■ Task to carry out:
Retype each record shown below, leaving every character as it is.
-.-.-
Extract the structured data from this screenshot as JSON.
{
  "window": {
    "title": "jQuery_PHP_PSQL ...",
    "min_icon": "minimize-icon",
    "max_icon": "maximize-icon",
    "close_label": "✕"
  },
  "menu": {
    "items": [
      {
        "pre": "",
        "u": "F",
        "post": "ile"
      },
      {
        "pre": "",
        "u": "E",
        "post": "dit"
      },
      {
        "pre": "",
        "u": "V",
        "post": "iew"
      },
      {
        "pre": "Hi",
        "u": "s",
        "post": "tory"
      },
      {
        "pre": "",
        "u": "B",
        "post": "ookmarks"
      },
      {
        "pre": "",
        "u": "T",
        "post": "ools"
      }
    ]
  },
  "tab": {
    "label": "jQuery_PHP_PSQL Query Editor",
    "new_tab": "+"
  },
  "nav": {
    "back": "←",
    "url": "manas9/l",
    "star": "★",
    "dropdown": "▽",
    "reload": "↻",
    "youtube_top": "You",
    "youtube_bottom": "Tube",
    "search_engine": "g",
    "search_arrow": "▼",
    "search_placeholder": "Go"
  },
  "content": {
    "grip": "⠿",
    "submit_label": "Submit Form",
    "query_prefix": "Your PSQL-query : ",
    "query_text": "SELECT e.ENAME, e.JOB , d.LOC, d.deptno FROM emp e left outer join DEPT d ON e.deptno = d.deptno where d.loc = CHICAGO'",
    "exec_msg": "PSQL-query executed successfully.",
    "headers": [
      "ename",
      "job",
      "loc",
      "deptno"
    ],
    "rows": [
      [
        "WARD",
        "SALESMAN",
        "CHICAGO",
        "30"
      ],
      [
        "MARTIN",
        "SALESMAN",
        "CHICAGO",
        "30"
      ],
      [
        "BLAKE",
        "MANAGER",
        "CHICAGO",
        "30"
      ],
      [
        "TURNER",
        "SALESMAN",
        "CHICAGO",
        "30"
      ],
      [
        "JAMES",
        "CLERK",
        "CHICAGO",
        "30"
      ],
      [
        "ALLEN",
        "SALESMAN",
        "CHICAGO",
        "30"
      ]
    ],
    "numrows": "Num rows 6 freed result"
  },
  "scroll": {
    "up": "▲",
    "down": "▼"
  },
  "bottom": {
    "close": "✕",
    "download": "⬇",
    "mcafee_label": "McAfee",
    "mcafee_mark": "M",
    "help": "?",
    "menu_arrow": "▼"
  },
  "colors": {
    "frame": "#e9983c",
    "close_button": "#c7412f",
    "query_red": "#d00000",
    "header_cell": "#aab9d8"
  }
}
-.-.-
■ Right answer:
Extract the structured data from this screenshot as JSON.
{
  "window": {
    "title": "jQuery_PHP_PSQL ...",
    "min_icon": "minimize-icon",
    "max_icon": "maximize-icon",
    "close_label": "✕"
  },
  "menu": {
    "items": [
      {
        "pre": "",
        "u": "F",
        "post": "ile"
      },
      {
        "pre": "",
        "u": "E",
        "post": "dit"
      },
      {
        "pre": "",
        "u": "V",
        "post": "iew"
      },
      {
        "pre": "Hi",
        "u": "s",
        "post": "tory"
      },
      {
        "pre": "",
        "u": "B",
        "post": "ookmarks"
      },
      {
        "pre": "",
        "u": "T",
        "post": "ools"
      }
    ]
  },
  "tab": {
    "label": "jQuery_PHP_PSQL Query Editor",
    "new_tab": "+"
  },
  "nav": {
    "back": "←",
    "url": "manas9/l",
    "star": "★",
    "dropdown": "▽",
    "reload": "↻",
    "youtube_top": "You",
    "youtube_bottom": "Tube",
    "search_engine": "g",
    "search_arrow": "▼",
    "search_placeholder": "Go"
  },
  "content": {
    "grip": "⠿",
    "submit_label": "Submit Form",
    "query_prefix": "Your PSQL-query : ",
    "query_text": "SELECT e.ENAME, e.JOB , d.LOC, d.deptno FROM emp e left outer join DEPT d ON e.deptno = d.deptno where d.loc = CHICAGO'",
    "exec_msg": "PSQL-query executed successfully.",
    "headers": [
      "ename",
      "job",
      "loc",
      "deptno"
    ],
    "rows": [
      [
        "WARD",
        "SALESMAN",
        "CHICAGO",
        "30"
      ],
      [
        "MARTIN",
        "SALESMAN",
        "CHICAGO",
        "30"
      ],
      [
        "BLAKE",
        "MANAGER",
        "CHICAGO",
        "30"
      ],
      [
        "TURNER",
        "SALESMAN",
        "CHICAGO",
        "30"
      ],
      [
        "JAMES",
        "CLERK",
        "CHICAGO",
        "30"
      ],
      [
        "ALLEN",
        "SALESMAN",
        "CHICAGO",
        "30"
      ]
    ],
    "numrows": "Num rows 6 freed result"
  },
  "scroll": {
    "up": "▲",
    "down": "▼"
  },
  "bottom": {
    "close": "✕",
    "download": "⬇",
    "mcafee_label": "McAfee",
    "mcafee_mark": "M",
    "help": "?",
    "menu_arrow": "▼"
  },
  "colors": {
    "frame": "#e9983c",
    "close_button": "#c7412f",
    "query_red": "#d00000",
    "header_cell": "#aab9d8"
  }
}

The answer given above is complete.